Tasks to perform →
1/ From the message on the ordered Append node, reproduce word for word the part that opens with the words containing "Some time ago, I've" and closes with "all of these.".
2/ In the message on the ordered Append node, which node did the writer decide might be a better base than the Append node?

Passage →
§ §

Re: Ordered Append Node

From: Markus Schiltknecht <markus(at)bluegap(dot)ch>
To: Gregory Stark <stark(at)enterprisedb(dot)com>
Cc: PostgreSQL-development Hackers <pgsql-hackers(at)postgresql(dot)org>
Subject: Re: Ordered Append Node
Date: 2007-11-22 19:37:20
Message-ID: 4745DA70.9060209@bluegap.ch
Views: Raw Message | Whole Thread | Download mbox | Resend email
Thread:
Lists: pgsql-hackers

Hello Gregory,

Gregory Stark wrote:
> I've been hacking on the idea of an Append node which maintains the ordering
> of its subtables merging their records in order. This is important for
> partitioned tables since otherwise a lot of plans are not available such as
> merge joins.

Cool!

Some time ago, I've been trying something very similar, but didn't get
very far. I'd like to share my thoughts anyway.

First of, I envisioned that append node to be applicable also to
unordered reading from multiple partitions, simply interleaving between
the partitions.

> The logic I've followed is to do as follows:
>
> 1) Go through all subrels asking for any interesting pathkey lists. Gather up
> the union of all of these.

I also tried to modify the Append node first, then figured that it might
be better to base on the merge join node instead. While this seems
farther away, I had the hope that a binary tree of such 'plain merge'
nodes would require less comparisons in total.

Plus, I found it a lot simpler to cope with exactly two input relations
instead of n, as with the append node. :-)

> 2) Go back through all the subrels and for each accumulated pathkey list ask
> for the best path for that subrel for that pathkey list.
>
> 3) Generate an two append paths for each of these pathkey lists, one using the
> best startup_cost subpath and one with the best total_cost subpath
> available for the pathkey list for each child rel. If there is none
> available take the best unordered path and put a sort node above it.
>
> 4) Additionally advertise the traditional unordered append node which our
> parent could choose to put a sort node above same as ever.
>
> 5) Append plan nodes look a lot like Sort plan nodes glued onto an Append plan
> node, with sort function oids and so on.
>
> 6) Append exec state nodes look a lot like a (a few fields from)
> tuplesortstate glued onto an Append node. They have the ScanKey array and
> the fmgr sort functions. They also have an array of TupleTableSlot and a
> heap of indexes into that array.

§ §

Material shown →
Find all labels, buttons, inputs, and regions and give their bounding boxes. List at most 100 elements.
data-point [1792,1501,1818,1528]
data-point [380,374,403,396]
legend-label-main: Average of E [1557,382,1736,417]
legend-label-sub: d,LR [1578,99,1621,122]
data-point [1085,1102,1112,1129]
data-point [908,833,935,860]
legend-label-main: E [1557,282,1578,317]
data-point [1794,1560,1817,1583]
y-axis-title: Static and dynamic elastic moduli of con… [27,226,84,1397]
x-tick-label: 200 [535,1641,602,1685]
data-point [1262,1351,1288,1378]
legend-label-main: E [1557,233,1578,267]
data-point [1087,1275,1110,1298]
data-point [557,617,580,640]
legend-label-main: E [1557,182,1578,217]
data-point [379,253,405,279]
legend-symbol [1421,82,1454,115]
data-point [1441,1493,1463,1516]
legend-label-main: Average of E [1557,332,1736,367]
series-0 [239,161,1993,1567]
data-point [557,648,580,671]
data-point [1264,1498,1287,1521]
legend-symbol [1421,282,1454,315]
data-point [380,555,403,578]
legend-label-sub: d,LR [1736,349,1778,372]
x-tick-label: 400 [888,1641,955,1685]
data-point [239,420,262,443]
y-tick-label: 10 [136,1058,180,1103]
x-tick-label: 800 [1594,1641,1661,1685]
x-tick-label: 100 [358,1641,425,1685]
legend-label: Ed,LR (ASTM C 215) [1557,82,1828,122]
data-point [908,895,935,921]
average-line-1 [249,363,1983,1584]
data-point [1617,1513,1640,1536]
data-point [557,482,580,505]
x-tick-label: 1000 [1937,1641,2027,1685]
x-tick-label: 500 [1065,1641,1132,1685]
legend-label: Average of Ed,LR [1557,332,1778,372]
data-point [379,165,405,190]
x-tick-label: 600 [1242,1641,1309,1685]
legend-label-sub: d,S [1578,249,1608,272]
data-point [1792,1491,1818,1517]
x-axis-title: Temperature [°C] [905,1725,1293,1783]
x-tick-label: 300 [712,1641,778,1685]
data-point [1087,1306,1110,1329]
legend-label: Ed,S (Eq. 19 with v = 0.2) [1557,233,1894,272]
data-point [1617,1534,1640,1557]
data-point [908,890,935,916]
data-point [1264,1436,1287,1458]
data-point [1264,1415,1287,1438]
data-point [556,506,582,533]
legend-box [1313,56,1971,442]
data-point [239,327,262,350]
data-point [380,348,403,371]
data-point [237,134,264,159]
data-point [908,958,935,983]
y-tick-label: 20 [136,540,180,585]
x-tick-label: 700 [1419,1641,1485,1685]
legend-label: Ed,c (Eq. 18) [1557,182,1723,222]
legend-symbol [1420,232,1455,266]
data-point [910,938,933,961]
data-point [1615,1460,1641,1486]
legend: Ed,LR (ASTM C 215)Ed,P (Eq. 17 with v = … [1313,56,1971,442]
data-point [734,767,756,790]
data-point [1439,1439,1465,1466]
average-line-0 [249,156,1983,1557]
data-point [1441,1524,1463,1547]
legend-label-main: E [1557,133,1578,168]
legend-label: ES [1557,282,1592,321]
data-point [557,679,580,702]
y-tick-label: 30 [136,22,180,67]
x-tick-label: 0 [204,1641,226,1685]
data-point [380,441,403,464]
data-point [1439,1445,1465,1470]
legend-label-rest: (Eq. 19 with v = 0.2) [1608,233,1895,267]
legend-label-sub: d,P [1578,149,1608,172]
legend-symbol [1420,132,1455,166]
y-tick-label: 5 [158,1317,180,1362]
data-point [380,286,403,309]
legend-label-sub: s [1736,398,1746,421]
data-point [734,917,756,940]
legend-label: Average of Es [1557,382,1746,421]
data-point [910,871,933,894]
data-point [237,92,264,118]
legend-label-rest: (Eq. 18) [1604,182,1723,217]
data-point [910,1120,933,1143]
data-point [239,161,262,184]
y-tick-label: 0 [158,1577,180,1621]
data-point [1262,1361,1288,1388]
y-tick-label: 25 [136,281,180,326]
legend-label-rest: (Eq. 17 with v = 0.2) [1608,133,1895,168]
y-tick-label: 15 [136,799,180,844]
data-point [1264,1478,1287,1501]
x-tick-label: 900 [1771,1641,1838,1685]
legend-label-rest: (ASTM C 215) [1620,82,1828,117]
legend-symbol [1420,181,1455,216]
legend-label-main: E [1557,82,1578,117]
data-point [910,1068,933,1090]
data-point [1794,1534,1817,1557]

§ §

Answers in order →
1/
Some time ago, I've been trying something very similar, but didn't get
very far. I'd like to share my thoughts anyway.

First of, I envisioned that append node to be applicable also to
unordered reading from multiple partitions, simply interleaving between
the partitions.

> The logic I've followed is to do as follows:
>
> 1) Go through all subrels asking for any interesting pathkey lists. Gather up
> the union of all of these.

2/ The merge join node.